::: The input
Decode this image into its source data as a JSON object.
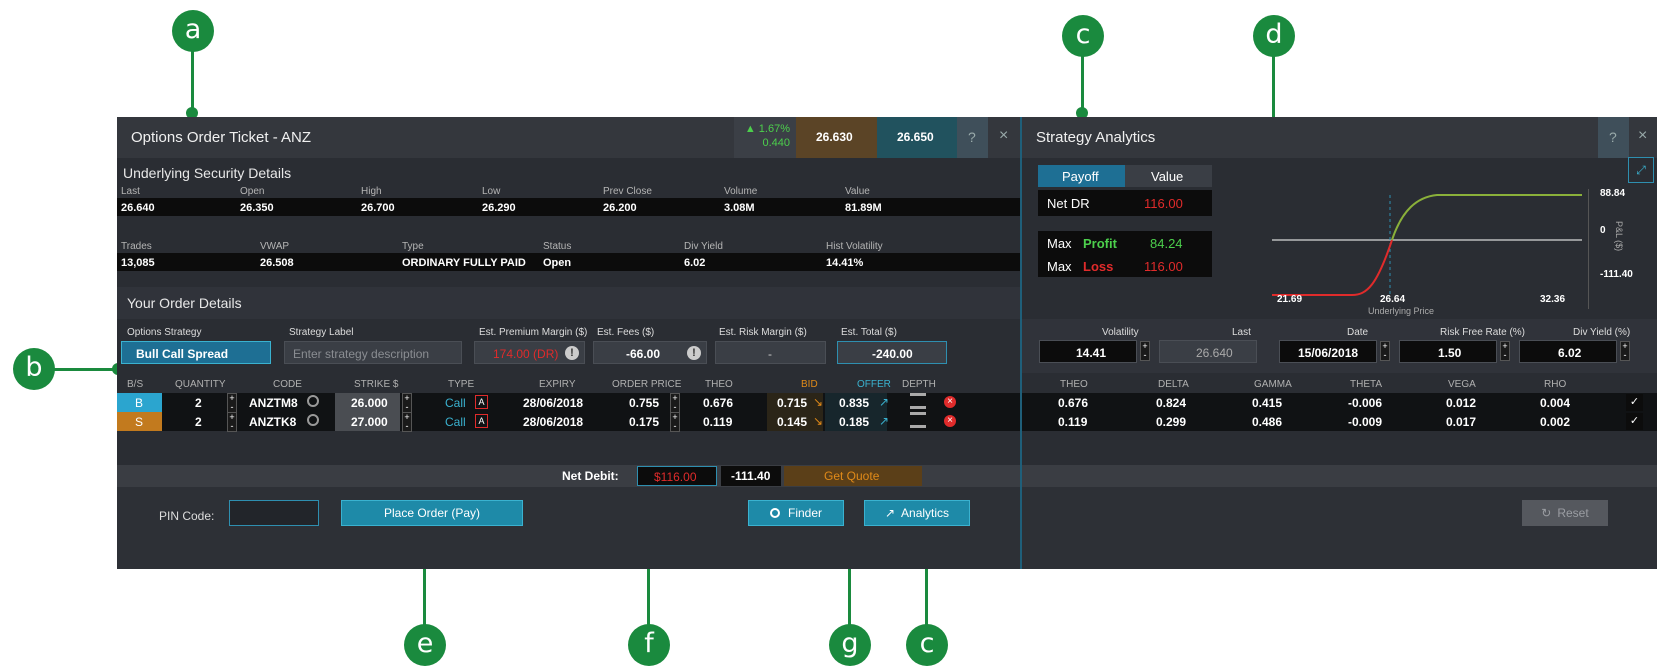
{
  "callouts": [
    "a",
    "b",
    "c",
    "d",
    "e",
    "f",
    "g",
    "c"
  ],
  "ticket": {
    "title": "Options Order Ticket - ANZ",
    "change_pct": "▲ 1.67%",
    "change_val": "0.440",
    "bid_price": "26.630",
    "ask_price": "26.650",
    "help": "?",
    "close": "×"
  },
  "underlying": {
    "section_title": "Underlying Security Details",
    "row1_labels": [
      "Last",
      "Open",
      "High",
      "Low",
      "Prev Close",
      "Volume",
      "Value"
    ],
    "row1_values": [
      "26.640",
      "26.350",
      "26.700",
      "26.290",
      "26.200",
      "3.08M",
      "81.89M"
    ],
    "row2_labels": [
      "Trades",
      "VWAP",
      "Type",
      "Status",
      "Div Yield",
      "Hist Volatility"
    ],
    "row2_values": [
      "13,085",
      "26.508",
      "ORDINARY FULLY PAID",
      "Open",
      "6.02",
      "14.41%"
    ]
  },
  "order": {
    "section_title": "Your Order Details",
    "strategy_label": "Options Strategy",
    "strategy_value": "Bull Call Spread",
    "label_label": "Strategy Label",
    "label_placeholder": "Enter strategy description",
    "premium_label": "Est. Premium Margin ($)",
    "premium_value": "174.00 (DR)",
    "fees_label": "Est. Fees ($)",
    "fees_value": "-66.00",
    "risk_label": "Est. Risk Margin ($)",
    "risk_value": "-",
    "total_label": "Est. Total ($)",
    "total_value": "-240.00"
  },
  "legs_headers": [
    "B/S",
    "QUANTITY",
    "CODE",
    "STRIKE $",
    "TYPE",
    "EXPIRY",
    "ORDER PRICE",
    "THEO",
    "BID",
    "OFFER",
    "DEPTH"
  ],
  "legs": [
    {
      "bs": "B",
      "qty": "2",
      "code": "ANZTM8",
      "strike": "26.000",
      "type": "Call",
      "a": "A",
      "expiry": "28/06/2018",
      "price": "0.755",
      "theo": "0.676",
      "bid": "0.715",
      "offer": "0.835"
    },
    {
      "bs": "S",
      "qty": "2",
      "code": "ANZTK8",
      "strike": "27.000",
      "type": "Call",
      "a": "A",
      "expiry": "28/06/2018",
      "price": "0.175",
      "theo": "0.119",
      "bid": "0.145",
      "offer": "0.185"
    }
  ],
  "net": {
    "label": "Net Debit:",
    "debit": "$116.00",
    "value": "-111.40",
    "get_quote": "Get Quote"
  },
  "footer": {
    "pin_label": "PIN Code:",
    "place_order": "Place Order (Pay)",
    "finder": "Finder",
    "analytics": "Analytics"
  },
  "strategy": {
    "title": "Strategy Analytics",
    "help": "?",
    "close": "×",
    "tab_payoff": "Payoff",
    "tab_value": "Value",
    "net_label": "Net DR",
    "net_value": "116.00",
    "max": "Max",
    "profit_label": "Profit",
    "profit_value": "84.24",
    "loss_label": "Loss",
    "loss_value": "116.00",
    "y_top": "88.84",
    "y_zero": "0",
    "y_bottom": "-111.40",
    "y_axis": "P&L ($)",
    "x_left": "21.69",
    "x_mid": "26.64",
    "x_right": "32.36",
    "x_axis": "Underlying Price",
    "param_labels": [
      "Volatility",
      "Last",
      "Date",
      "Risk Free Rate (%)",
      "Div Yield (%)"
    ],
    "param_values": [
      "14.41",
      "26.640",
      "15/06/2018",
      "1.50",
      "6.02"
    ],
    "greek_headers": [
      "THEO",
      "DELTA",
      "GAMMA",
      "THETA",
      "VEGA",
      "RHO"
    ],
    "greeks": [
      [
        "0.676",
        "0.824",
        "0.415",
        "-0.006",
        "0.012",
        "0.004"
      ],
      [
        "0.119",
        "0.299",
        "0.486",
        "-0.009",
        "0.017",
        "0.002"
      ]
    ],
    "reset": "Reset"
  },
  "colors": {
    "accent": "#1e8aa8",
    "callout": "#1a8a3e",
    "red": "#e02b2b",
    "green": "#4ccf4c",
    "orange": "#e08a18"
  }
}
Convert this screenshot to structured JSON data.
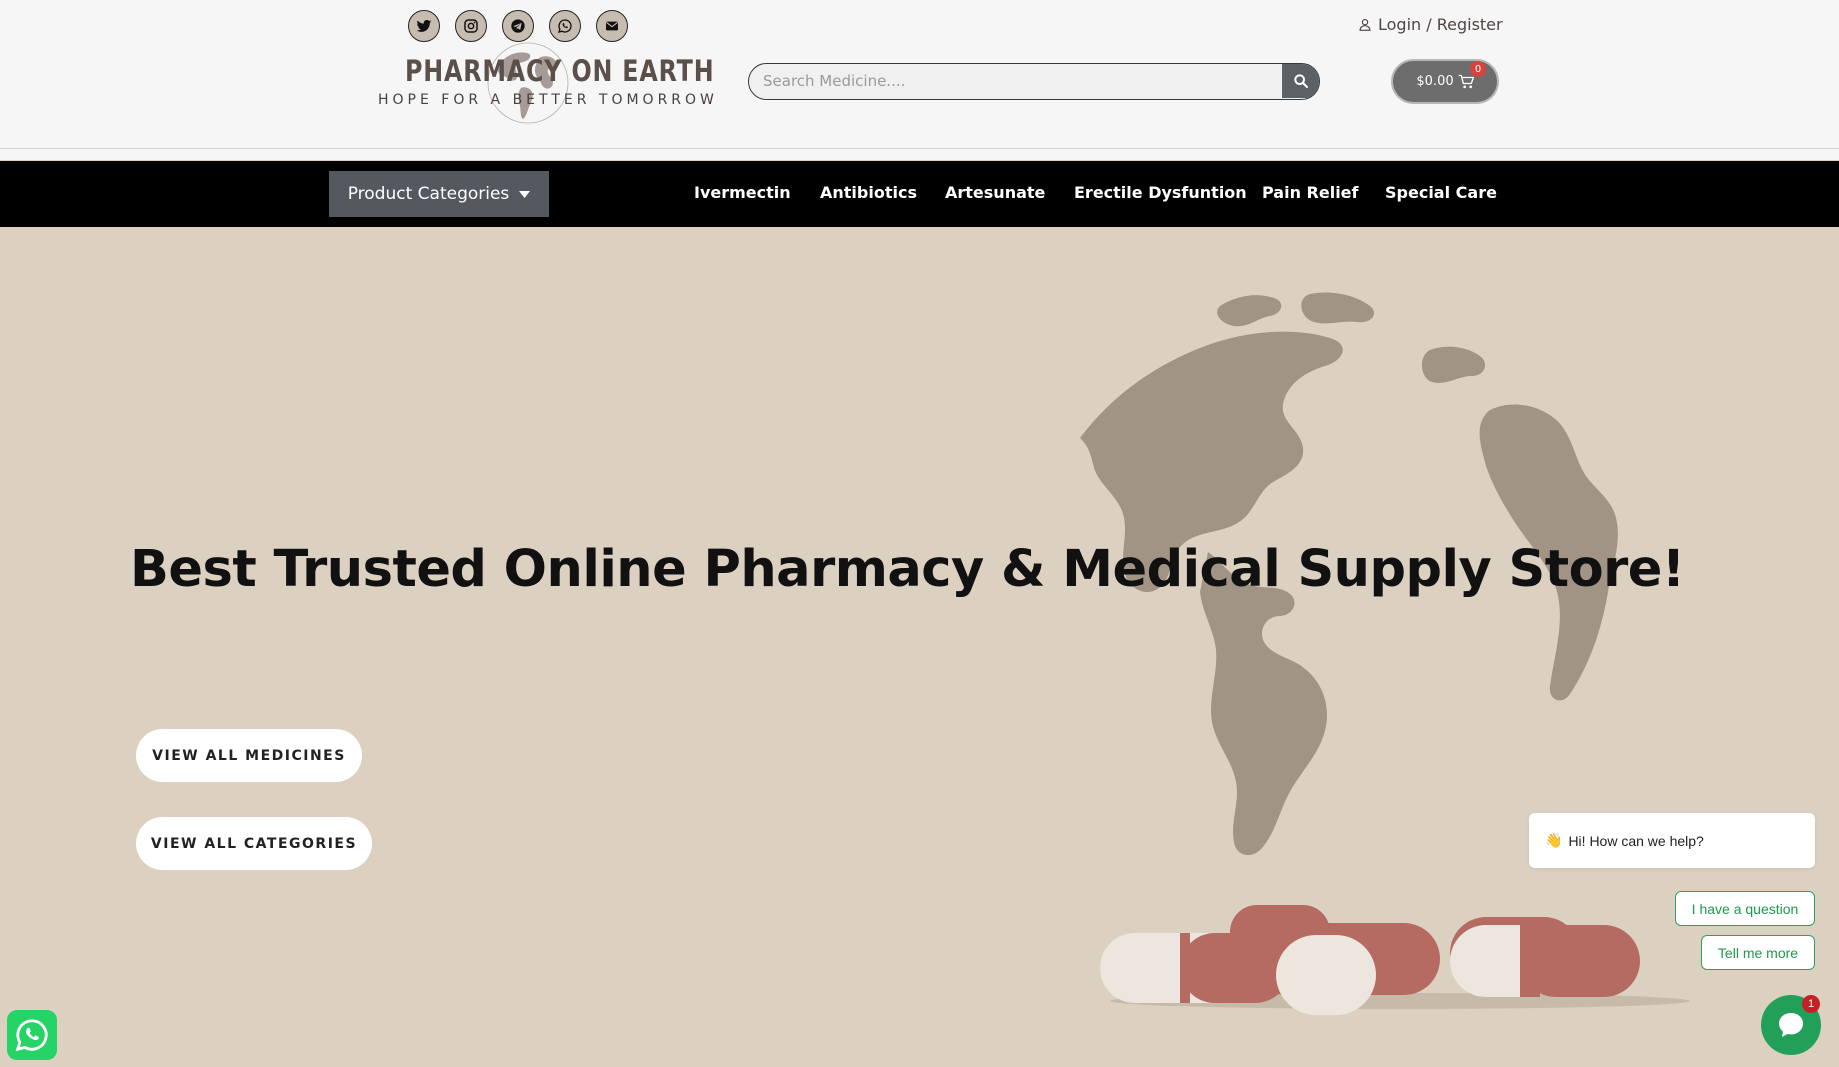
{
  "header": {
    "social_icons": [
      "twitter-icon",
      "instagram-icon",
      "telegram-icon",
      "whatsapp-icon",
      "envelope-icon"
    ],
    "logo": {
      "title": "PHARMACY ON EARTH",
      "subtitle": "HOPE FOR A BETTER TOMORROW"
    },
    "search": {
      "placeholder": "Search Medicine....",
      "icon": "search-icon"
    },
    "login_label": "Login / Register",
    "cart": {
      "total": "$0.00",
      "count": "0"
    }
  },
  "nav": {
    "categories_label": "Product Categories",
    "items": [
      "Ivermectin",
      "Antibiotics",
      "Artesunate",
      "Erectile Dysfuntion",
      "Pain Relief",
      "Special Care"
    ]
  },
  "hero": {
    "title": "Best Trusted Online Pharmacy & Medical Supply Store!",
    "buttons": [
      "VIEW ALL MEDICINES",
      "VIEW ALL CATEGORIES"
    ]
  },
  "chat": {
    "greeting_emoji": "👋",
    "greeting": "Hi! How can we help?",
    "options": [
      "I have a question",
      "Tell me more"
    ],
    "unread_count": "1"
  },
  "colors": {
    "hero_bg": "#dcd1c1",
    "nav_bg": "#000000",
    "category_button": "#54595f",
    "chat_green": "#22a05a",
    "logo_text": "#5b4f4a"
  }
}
::::::
What is needed is an exact reproduction of the data, pictures excluded.

Decode this image into its source data as a JSON object.
{
  "callouts": [
    "a",
    "b",
    "c",
    "d",
    "e",
    "f",
    "g",
    "c"
  ],
  "ticket": {
    "title": "Options Order Ticket - ANZ",
    "change_pct": "▲ 1.67%",
    "change_val": "0.440",
    "bid_price": "26.630",
    "ask_price": "26.650",
    "help": "?",
    "close": "×"
  },
  "underlying": {
    "section_title": "Underlying Security Details",
    "row1_labels": [
      "Last",
      "Open",
      "High",
      "Low",
      "Prev Close",
      "Volume",
      "Value"
    ],
    "row1_values": [
      "26.640",
      "26.350",
      "26.700",
      "26.290",
      "26.200",
      "3.08M",
      "81.89M"
    ],
    "row2_labels": [
      "Trades",
      "VWAP",
      "Type",
      "Status",
      "Div Yield",
      "Hist Volatility"
    ],
    "row2_values": [
      "13,085",
      "26.508",
      "ORDINARY FULLY PAID",
      "Open",
      "6.02",
      "14.41%"
    ]
  },
  "order": {
    "section_title": "Your Order Details",
    "strategy_label": "Options Strategy",
    "strategy_value": "Bull Call Spread",
    "label_label": "Strategy Label",
    "label_placeholder": "Enter strategy description",
    "premium_label": "Est. Premium Margin ($)",
    "premium_value": "174.00 (DR)",
    "fees_label": "Est. Fees ($)",
    "fees_value": "-66.00",
    "risk_label": "Est. Risk Margin ($)",
    "risk_value": "-",
    "total_label": "Est. Total ($)",
    "total_value": "-240.00"
  },
  "legs_headers": [
    "B/S",
    "QUANTITY",
    "CODE",
    "STRIKE $",
    "TYPE",
    "EXPIRY",
    "ORDER PRICE",
    "THEO",
    "BID",
    "OFFER",
    "DEPTH"
  ],
  "legs": [
    {
      "bs": "B",
      "qty": "2",
      "code": "ANZTM8",
      "strike": "26.000",
      "type": "Call",
      "a": "A",
      "expiry": "28/06/2018",
      "price": "0.755",
      "theo": "0.676",
      "bid": "0.715",
      "offer": "0.835"
    },
    {
      "bs": "S",
      "qty": "2",
      "code": "ANZTK8",
      "strike": "27.000",
      "type": "Call",
      "a": "A",
      "expiry": "28/06/2018",
      "price": "0.175",
      "theo": "0.119",
      "bid": "0.145",
      "offer": "0.185"
    }
  ],
  "net": {
    "label": "Net Debit:",
    "debit": "$116.00",
    "value": "-111.40",
    "get_quote": "Get Quote"
  },
  "footer": {
    "pin_label": "PIN Code:",
    "place_order": "Place Order (Pay)",
    "finder": "Finder",
    "analytics": "Analytics"
  },
  "strategy": {
    "title": "Strategy Analytics",
    "help": "?",
    "close": "×",
    "tab_payoff": "Payoff",
    "tab_value": "Value",
    "net_label": "Net DR",
    "net_value": "116.00",
    "max": "Max",
    "profit_label": "Profit",
    "profit_value": "84.24",
    "loss_label": "Loss",
    "loss_value": "116.00",
    "y_top": "88.84",
    "y_zero": "0",
    "y_bottom": "-111.40",
    "y_axis": "P&L ($)",
    "x_left": "21.69",
    "x_mid": "26.64",
    "x_right": "32.36",
    "x_axis": "Underlying Price",
    "param_labels": [
      "Volatility",
      "Last",
      "Date",
      "Risk Free Rate (%)",
      "Div Yield (%)"
    ],
    "param_values": [
      "14.41",
      "26.640",
      "15/06/2018",
      "1.50",
      "6.02"
    ],
    "greek_headers": [
      "THEO",
      "DELTA",
      "GAMMA",
      "THETA",
      "VEGA",
      "RHO"
    ],
    "greeks": [
      [
        "0.676",
        "0.824",
        "0.415",
        "-0.006",
        "0.012",
        "0.004"
      ],
      [
        "0.119",
        "0.299",
        "0.486",
        "-0.009",
        "0.017",
        "0.002"
      ]
    ],
    "reset": "Reset"
  },
  "colors": {
    "accent": "#1e8aa8",
    "callout": "#1a8a3e",
    "red": "#e02b2b",
    "green": "#4ccf4c",
    "orange": "#e08a18"
  }
}
Convert this screenshot to structured JSON data.
{
  "header": {
    "social_icons": [
      "twitter-icon",
      "instagram-icon",
      "telegram-icon",
      "whatsapp-icon",
      "envelope-icon"
    ],
    "logo": {
      "title": "PHARMACY ON EARTH",
      "subtitle": "HOPE FOR A BETTER TOMORROW"
    },
    "search": {
      "placeholder": "Search Medicine....",
      "icon": "search-icon"
    },
    "login_label": "Login / Register",
    "cart": {
      "total": "$0.00",
      "count": "0"
    }
  },
  "nav": {
    "categories_label": "Product Categories",
    "items": [
      "Ivermectin",
      "Antibiotics",
      "Artesunate",
      "Erectile Dysfuntion",
      "Pain Relief",
      "Special Care"
    ]
  },
  "hero": {
    "title": "Best Trusted Online Pharmacy & Medical Supply Store!",
    "buttons": [
      "VIEW ALL MEDICINES",
      "VIEW ALL CATEGORIES"
    ]
  },
  "chat": {
    "greeting_emoji": "👋",
    "greeting": "Hi! How can we help?",
    "options": [
      "I have a question",
      "Tell me more"
    ],
    "unread_count": "1"
  },
  "colors": {
    "hero_bg": "#dcd1c1",
    "nav_bg": "#000000",
    "category_button": "#54595f",
    "chat_green": "#22a05a",
    "logo_text": "#5b4f4a"
  }
}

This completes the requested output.